§ Short exercise
Produce an exact copy of the lines from the line containing "Read this page and output its text content." through the last line of the listing below, both ends included, and nothing else.

__________

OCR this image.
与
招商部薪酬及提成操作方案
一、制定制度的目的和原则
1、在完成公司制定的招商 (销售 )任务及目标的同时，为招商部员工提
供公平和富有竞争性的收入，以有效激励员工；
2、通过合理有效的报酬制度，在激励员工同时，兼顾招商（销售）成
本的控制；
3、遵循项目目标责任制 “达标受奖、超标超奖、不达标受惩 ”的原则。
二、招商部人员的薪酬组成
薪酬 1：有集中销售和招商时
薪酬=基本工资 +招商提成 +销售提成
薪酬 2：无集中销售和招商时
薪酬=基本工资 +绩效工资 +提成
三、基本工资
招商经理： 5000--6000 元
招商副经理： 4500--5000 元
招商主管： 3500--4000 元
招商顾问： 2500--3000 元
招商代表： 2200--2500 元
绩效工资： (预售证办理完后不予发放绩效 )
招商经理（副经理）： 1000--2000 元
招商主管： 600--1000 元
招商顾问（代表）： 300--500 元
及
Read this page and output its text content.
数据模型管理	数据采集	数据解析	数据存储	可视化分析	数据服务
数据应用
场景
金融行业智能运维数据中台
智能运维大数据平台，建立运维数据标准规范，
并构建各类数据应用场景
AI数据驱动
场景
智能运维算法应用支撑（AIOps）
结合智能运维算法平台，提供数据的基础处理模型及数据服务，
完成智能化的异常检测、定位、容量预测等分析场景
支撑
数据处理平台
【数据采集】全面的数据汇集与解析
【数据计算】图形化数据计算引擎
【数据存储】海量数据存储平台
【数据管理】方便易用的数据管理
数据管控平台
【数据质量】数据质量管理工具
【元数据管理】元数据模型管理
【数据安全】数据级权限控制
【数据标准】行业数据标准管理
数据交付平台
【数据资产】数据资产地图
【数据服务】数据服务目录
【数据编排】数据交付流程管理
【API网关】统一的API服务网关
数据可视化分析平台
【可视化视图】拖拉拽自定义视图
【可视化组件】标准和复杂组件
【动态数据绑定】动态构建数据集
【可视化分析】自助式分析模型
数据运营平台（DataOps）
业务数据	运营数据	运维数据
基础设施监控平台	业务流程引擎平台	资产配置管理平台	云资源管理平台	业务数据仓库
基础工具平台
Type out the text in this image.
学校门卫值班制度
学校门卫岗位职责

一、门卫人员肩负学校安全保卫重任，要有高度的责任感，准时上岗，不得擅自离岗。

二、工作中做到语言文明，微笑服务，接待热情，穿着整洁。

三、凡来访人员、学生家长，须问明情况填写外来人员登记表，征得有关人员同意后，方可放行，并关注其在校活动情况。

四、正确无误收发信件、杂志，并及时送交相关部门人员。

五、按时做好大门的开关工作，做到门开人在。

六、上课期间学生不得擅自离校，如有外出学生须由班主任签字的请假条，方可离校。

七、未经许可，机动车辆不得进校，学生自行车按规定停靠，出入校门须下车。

__________

§ Expected output
Read this page and output its text content.
数据模型管理	数据采集	数据解析	数据存储	可视化分析	数据服务
数据应用
场景
金融行业智能运维数据中台
智能运维大数据平台，建立运维数据标准规范，
并构建各类数据应用场景
AI数据驱动
场景
智能运维算法应用支撑（AIOps）
结合智能运维算法平台，提供数据的基础处理模型及数据服务，
完成智能化的异常检测、定位、容量预测等分析场景
支撑
数据处理平台
【数据采集】全面的数据汇集与解析
【数据计算】图形化数据计算引擎
【数据存储】海量数据存储平台
【数据管理】方便易用的数据管理
数据管控平台
【数据质量】数据质量管理工具
【元数据管理】元数据模型管理
【数据安全】数据级权限控制
【数据标准】行业数据标准管理
数据交付平台
【数据资产】数据资产地图
【数据服务】数据服务目录
【数据编排】数据交付流程管理
【API网关】统一的API服务网关
数据可视化分析平台
【可视化视图】拖拉拽自定义视图
【可视化组件】标准和复杂组件
【动态数据绑定】动态构建数据集
【可视化分析】自助式分析模型
数据运营平台（DataOps）
业务数据	运营数据	运维数据
基础设施监控平台	业务流程引擎平台	资产配置管理平台	云资源管理平台	业务数据仓库
基础工具平台
Type out the text in this image.
学校门卫值班制度
学校门卫岗位职责

一、门卫人员肩负学校安全保卫重任，要有高度的责任感，准时上岗，不得擅自离岗。

二、工作中做到语言文明，微笑服务，接待热情，穿着整洁。

三、凡来访人员、学生家长，须问明情况填写外来人员登记表，征得有关人员同意后，方可放行，并关注其在校活动情况。

四、正确无误收发信件、杂志，并及时送交相关部门人员。

五、按时做好大门的开关工作，做到门开人在。

六、上课期间学生不得擅自离校，如有外出学生须由班主任签字的请假条，方可离校。

七、未经许可，机动车辆不得进校，学生自行车按规定停靠，出入校门须下车。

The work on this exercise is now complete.